Text:
☆ ☆ ☆ ☆ ☆

Tuesday, October 9, 2012

Writing a book

Most of you know that I make my living writing books for other people. The other day, someone found me and contacted me and offered to pay me a modest sum of money for my SIDS story. I was kind of interested because the book in general was about child loss and any SIDS awareness is a good thing, so I wrote them back.

The responding message was this: "One thing I cannot stress enough is that the purpose of this book is about the solutions. How you got through your grief and healed."

Well, I didn't quite know what to make of that. For starters, I don't believe that are are "solutions." What works for one might not work for another. And secondly, I don't believe that one "gets through" their grief, as you would a line at an amusement park. I wrote back and politely declined. 

That got me to thinking, though...There are very few books out there on infant loss. The few that are out there are either medically slanted (for doctors, social workers, etc.), are grouped in with pregnancy loss and stillbirths (the majority of the books are like this) or are inspirational stories and religious-based (which is fine, if you are religious). But, so far, I haven't found anything that really talks about child loss, the emotions that go with it, the situations we find ourselves in, and even the little details like the investigations and financial difficulties that often surround it.  I haven't found any book out there that talks about the isolation from friends and family, the support we have found in each other (either online or offline) and the experiences that are so similar, yet different. Nothing that talks about the stupid things people say and do, the heartache at having a house full of baby stuff that still smells like our children a year later, and the celebrations we have in honor of our deceased children that include everything but our actual children. 

So, why not write one myself? 

I think I will.

☆ ☆ ☆ ☆ ☆

Records shown:

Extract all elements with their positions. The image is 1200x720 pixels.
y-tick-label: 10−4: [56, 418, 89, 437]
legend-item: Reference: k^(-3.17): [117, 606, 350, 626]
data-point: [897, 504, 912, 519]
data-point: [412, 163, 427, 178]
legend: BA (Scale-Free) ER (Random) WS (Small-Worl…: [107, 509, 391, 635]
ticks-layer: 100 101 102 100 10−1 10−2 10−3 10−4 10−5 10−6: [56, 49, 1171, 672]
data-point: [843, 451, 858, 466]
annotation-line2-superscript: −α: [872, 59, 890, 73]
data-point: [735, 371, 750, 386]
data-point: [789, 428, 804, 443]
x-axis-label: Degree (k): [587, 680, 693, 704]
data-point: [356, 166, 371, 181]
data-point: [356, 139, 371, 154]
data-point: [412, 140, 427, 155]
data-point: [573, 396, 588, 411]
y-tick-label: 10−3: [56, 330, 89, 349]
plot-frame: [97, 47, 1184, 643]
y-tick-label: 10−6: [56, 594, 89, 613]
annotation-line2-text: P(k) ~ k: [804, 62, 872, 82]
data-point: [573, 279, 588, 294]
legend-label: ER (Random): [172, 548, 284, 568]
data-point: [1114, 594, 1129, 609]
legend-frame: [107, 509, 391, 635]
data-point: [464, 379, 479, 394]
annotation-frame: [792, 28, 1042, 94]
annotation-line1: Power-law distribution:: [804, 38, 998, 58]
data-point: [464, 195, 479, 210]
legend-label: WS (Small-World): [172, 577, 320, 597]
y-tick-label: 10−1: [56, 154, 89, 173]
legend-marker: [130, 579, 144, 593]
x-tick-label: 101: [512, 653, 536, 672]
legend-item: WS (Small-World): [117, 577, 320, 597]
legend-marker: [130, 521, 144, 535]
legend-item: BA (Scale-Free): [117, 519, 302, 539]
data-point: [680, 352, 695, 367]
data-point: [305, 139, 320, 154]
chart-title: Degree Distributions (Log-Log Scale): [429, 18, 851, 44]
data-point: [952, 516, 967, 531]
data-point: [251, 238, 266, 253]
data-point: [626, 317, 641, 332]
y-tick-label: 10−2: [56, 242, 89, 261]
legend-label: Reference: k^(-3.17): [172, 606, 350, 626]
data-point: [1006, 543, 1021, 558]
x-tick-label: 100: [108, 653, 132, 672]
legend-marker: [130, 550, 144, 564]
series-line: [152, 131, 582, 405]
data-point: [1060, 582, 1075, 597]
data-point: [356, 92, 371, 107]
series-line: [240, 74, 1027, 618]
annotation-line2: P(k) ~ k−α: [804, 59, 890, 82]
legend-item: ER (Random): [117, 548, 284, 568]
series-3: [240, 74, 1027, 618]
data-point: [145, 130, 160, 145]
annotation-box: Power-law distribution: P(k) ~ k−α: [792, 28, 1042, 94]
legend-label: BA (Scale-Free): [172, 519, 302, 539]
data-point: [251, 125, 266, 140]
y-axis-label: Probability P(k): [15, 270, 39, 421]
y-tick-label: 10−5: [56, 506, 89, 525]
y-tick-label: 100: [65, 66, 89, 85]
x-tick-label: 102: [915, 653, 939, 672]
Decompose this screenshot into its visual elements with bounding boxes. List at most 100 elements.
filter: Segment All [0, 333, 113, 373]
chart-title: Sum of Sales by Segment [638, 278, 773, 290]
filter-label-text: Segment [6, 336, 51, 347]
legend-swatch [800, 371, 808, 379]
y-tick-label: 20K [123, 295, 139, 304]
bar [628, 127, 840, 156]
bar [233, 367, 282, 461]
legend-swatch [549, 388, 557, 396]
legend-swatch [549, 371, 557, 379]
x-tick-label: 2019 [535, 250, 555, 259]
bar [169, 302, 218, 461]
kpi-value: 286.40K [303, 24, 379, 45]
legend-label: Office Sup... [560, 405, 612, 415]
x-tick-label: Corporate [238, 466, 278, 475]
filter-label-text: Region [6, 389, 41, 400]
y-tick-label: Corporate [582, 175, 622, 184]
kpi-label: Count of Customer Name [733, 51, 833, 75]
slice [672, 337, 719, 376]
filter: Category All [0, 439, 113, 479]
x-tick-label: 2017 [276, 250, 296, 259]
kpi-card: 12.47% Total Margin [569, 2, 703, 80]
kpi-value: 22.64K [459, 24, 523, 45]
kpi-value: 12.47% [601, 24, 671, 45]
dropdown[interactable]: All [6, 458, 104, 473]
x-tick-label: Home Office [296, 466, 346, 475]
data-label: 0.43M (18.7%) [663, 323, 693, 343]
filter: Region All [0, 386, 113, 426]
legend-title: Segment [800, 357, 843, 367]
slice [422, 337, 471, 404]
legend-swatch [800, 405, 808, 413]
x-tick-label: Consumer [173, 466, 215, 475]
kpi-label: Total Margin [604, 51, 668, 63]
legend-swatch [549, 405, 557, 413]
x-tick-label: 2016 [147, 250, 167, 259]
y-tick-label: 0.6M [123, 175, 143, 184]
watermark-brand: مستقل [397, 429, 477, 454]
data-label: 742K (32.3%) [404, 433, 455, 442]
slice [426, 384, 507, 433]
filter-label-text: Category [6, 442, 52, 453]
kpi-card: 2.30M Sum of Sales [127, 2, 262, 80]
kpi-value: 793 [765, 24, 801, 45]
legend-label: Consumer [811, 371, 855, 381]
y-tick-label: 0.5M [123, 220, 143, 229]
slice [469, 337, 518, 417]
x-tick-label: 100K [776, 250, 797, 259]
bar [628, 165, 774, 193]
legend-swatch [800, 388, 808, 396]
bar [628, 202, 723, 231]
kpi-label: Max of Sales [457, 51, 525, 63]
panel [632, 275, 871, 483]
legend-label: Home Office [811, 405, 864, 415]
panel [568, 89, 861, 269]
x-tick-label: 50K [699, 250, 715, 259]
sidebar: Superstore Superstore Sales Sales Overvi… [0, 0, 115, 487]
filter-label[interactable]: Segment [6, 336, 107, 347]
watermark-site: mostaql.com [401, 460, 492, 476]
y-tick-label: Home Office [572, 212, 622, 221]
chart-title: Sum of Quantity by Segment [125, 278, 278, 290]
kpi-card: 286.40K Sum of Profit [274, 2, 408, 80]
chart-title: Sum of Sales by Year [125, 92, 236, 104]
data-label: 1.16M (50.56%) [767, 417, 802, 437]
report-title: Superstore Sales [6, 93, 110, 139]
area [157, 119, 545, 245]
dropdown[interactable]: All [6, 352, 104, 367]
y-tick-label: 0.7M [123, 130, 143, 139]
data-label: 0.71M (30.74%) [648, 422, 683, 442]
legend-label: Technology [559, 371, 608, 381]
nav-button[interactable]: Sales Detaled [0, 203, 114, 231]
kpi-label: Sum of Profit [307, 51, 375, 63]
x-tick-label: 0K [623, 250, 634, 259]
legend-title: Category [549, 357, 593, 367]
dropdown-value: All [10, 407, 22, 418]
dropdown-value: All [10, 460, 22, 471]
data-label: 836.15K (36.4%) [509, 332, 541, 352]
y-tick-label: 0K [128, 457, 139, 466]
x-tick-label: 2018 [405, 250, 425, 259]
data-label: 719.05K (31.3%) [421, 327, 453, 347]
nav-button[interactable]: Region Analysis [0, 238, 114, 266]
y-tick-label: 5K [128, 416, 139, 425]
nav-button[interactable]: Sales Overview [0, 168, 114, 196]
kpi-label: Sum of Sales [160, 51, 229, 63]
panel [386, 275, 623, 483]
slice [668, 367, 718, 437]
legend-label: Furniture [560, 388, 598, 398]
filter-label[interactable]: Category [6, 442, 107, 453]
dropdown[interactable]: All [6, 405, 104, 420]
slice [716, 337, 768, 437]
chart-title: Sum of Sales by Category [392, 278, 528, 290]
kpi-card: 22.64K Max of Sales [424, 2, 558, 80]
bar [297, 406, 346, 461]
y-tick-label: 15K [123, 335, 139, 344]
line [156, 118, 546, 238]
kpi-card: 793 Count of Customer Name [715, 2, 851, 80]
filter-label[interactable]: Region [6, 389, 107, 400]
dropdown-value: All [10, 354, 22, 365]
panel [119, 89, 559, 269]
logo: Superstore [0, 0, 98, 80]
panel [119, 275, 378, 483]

☆ ☆ ☆ ☆ ☆

Your objective:
Please copy out the text about writing a book above, word for word and in full.

Response area:
Tuesday, October 9, 2012

Writing a book

Most of you know that I make my living writing books for other people. The other day, someone found me and contacted me and offered to pay me a modest sum of money for my SIDS story. I was kind of interested because the book in general was about child loss and any SIDS awareness is a good thing, so I wrote them back.

The responding message was this: "One thing I cannot stress enough is that the purpose of this book is about the solutions. How you got through your grief and healed."

Well, I didn't quite know what to make of that. For starters, I don't believe that are are "solutions." What works for one might not work for another. And secondly, I don't believe that one "gets through" their grief, as you would a line at an amusement park. I wrote back and politely declined. 

That got me to thinking, though...There are very few books out there on infant loss. The few that are out there are either medically slanted (for doctors, social workers, etc.), are grouped in with pregnancy loss and stillbirths (the majority of the books are like this) or are inspirational stories and religious-based (which is fine, if you are religious). But, so far, I haven't found anything that really talks about child loss, the emotions that go with it, the situations we find ourselves in, and even the little details like the investigations and financial difficulties that often surround it.  I haven't found any book out there that talks about the isolation from friends and family, the support we have found in each other (either online or offline) and the experiences that are so similar, yet different. Nothing that talks about the stupid things people say and do, the heartache at having a house full of baby stuff that still smells like our children a year later, and the celebrations we have in honor of our deceased children that include everything but our actual children. 

So, why not write one myself? 

I think I will.